(Element and region data)

####################

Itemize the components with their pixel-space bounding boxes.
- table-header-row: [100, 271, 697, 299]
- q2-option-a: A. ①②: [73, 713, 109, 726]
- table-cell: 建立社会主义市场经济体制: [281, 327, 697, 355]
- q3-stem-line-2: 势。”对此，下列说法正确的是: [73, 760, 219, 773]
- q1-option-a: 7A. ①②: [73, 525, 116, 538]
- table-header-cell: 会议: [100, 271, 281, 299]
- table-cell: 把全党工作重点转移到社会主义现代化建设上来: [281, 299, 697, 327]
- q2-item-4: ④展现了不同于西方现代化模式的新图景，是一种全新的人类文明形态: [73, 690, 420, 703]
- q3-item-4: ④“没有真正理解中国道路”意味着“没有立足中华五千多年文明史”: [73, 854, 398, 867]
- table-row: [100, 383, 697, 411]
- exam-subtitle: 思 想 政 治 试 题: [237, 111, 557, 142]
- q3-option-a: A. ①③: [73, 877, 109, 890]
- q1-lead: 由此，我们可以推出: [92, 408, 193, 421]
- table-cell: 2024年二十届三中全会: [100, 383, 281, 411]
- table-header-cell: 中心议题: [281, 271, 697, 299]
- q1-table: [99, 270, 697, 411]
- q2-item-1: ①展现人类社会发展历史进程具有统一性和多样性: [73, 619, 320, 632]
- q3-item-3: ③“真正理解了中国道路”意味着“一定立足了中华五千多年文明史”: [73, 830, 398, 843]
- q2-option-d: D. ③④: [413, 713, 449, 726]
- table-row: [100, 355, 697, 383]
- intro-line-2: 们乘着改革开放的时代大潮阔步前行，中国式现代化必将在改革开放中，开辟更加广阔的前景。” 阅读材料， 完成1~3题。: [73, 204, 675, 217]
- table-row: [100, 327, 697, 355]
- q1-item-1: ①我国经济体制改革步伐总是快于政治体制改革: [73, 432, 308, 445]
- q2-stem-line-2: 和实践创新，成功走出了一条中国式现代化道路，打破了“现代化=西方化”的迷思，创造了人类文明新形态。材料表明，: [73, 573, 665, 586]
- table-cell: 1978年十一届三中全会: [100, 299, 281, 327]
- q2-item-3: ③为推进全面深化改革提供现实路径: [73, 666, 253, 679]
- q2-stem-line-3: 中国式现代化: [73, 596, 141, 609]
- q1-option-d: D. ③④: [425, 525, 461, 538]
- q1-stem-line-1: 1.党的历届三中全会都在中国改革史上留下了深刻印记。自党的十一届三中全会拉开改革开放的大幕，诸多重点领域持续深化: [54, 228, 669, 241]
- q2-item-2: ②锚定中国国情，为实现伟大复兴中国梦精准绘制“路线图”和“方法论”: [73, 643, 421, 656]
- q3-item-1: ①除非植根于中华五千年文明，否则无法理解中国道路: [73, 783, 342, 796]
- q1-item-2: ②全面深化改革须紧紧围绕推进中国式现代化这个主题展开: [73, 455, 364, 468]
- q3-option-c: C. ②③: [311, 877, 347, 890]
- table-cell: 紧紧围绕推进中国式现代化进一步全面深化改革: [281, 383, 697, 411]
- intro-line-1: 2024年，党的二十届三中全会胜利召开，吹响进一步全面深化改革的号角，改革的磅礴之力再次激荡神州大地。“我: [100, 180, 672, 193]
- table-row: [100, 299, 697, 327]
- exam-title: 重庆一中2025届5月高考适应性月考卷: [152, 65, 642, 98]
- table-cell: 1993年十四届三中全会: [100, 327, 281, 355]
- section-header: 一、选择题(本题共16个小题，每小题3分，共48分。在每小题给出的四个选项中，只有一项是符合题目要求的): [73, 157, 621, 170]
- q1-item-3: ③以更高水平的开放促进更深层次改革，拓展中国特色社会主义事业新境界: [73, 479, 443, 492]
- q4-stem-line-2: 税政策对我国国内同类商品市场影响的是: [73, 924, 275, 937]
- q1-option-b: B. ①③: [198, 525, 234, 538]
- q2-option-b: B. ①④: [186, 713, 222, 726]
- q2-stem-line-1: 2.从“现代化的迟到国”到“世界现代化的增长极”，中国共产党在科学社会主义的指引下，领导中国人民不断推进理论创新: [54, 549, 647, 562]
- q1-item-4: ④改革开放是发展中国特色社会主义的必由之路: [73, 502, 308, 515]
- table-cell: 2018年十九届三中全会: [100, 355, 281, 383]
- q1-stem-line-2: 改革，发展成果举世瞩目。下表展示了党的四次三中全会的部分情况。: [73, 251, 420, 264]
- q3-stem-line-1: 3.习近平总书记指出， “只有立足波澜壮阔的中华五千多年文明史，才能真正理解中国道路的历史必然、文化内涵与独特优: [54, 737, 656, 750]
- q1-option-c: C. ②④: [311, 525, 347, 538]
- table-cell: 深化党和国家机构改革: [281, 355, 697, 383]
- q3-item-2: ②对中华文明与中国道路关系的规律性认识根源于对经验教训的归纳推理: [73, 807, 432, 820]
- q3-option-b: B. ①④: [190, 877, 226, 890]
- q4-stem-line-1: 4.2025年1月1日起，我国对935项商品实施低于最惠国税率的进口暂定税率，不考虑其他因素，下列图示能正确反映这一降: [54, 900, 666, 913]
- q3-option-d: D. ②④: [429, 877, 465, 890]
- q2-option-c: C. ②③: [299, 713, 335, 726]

####################

> GIVEN TASK: Reproduce the records above verbatim, keeping every line in its original order.

> EXERCISE RESPONSE:
Itemize the components with their pixel-space bounding boxes.
- table-header-row: [100, 271, 697, 299]
- q2-option-a: A. ①②: [73, 713, 109, 726]
- table-cell: 建立社会主义市场经济体制: [281, 327, 697, 355]
- q3-stem-line-2: 势。”对此，下列说法正确的是: [73, 760, 219, 773]
- q1-option-a: 7A. ①②: [73, 525, 116, 538]
- table-header-cell: 会议: [100, 271, 281, 299]
- table-cell: 把全党工作重点转移到社会主义现代化建设上来: [281, 299, 697, 327]
- q2-item-4: ④展现了不同于西方现代化模式的新图景，是一种全新的人类文明形态: [73, 690, 420, 703]
- q3-item-4: ④“没有真正理解中国道路”意味着“没有立足中华五千多年文明史”: [73, 854, 398, 867]
- table-row: [100, 383, 697, 411]
- exam-subtitle: 思 想 政 治 试 题: [237, 111, 557, 142]
- q3-option-a: A. ①③: [73, 877, 109, 890]
- q1-lead: 由此，我们可以推出: [92, 408, 193, 421]
- table-cell: 2024年二十届三中全会: [100, 383, 281, 411]
- table-header-cell: 中心议题: [281, 271, 697, 299]
- q1-table: [99, 270, 697, 411]
- q2-item-1: ①展现人类社会发展历史进程具有统一性和多样性: [73, 619, 320, 632]
- q3-item-3: ③“真正理解了中国道路”意味着“一定立足了中华五千多年文明史”: [73, 830, 398, 843]
- q2-option-d: D. ③④: [413, 713, 449, 726]
- table-row: [100, 355, 697, 383]
- intro-line-2: 们乘着改革开放的时代大潮阔步前行，中国式现代化必将在改革开放中，开辟更加广阔的前景。” 阅读材料， 完成1~3题。: [73, 204, 675, 217]
- table-row: [100, 327, 697, 355]
- q1-item-1: ①我国经济体制改革步伐总是快于政治体制改革: [73, 432, 308, 445]
- q2-stem-line-2: 和实践创新，成功走出了一条中国式现代化道路，打破了“现代化=西方化”的迷思，创造了人类文明新形态。材料表明，: [73, 573, 665, 586]
- table-cell: 1978年十一届三中全会: [100, 299, 281, 327]
- q2-item-3: ③为推进全面深化改革提供现实路径: [73, 666, 253, 679]
- q2-stem-line-3: 中国式现代化: [73, 596, 141, 609]
- q1-option-d: D. ③④: [425, 525, 461, 538]
- q1-stem-line-1: 1.党的历届三中全会都在中国改革史上留下了深刻印记。自党的十一届三中全会拉开改革开放的大幕，诸多重点领域持续深化: [54, 228, 669, 241]
- q2-item-2: ②锚定中国国情，为实现伟大复兴中国梦精准绘制“路线图”和“方法论”: [73, 643, 421, 656]
- q3-item-1: ①除非植根于中华五千年文明，否则无法理解中国道路: [73, 783, 342, 796]
- q1-item-2: ②全面深化改革须紧紧围绕推进中国式现代化这个主题展开: [73, 455, 364, 468]
- q3-option-c: C. ②③: [311, 877, 347, 890]
- table-cell: 紧紧围绕推进中国式现代化进一步全面深化改革: [281, 383, 697, 411]
- intro-line-1: 2024年，党的二十届三中全会胜利召开，吹响进一步全面深化改革的号角，改革的磅礴之力再次激荡神州大地。“我: [100, 180, 672, 193]
- table-row: [100, 299, 697, 327]
- exam-title: 重庆一中2025届5月高考适应性月考卷: [152, 65, 642, 98]
- table-cell: 1993年十四届三中全会: [100, 327, 281, 355]
- section-header: 一、选择题(本题共16个小题，每小题3分，共48分。在每小题给出的四个选项中，只有一项是符合题目要求的): [73, 157, 621, 170]
- q1-item-3: ③以更高水平的开放促进更深层次改革，拓展中国特色社会主义事业新境界: [73, 479, 443, 492]
- q4-stem-line-2: 税政策对我国国内同类商品市场影响的是: [73, 924, 275, 937]
- q1-option-b: B. ①③: [198, 525, 234, 538]
- q2-option-b: B. ①④: [186, 713, 222, 726]
- q2-stem-line-1: 2.从“现代化的迟到国”到“世界现代化的增长极”，中国共产党在科学社会主义的指引下，领导中国人民不断推进理论创新: [54, 549, 647, 562]
- q1-item-4: ④改革开放是发展中国特色社会主义的必由之路: [73, 502, 308, 515]
- table-cell: 2018年十九届三中全会: [100, 355, 281, 383]
- q1-stem-line-2: 改革，发展成果举世瞩目。下表展示了党的四次三中全会的部分情况。: [73, 251, 420, 264]
- q3-stem-line-1: 3.习近平总书记指出， “只有立足波澜壮阔的中华五千多年文明史，才能真正理解中国道路的历史必然、文化内涵与独特优: [54, 737, 656, 750]
- q1-option-c: C. ②④: [311, 525, 347, 538]
- table-cell: 深化党和国家机构改革: [281, 355, 697, 383]
- q3-item-2: ②对中华文明与中国道路关系的规律性认识根源于对经验教训的归纳推理: [73, 807, 432, 820]
- q3-option-b: B. ①④: [190, 877, 226, 890]
- q4-stem-line-1: 4.2025年1月1日起，我国对935项商品实施低于最惠国税率的进口暂定税率，不考虑其他因素，下列图示能正确反映这一降: [54, 900, 666, 913]
- q3-option-d: D. ②④: [429, 877, 465, 890]
- q2-option-c: C. ②③: [299, 713, 335, 726]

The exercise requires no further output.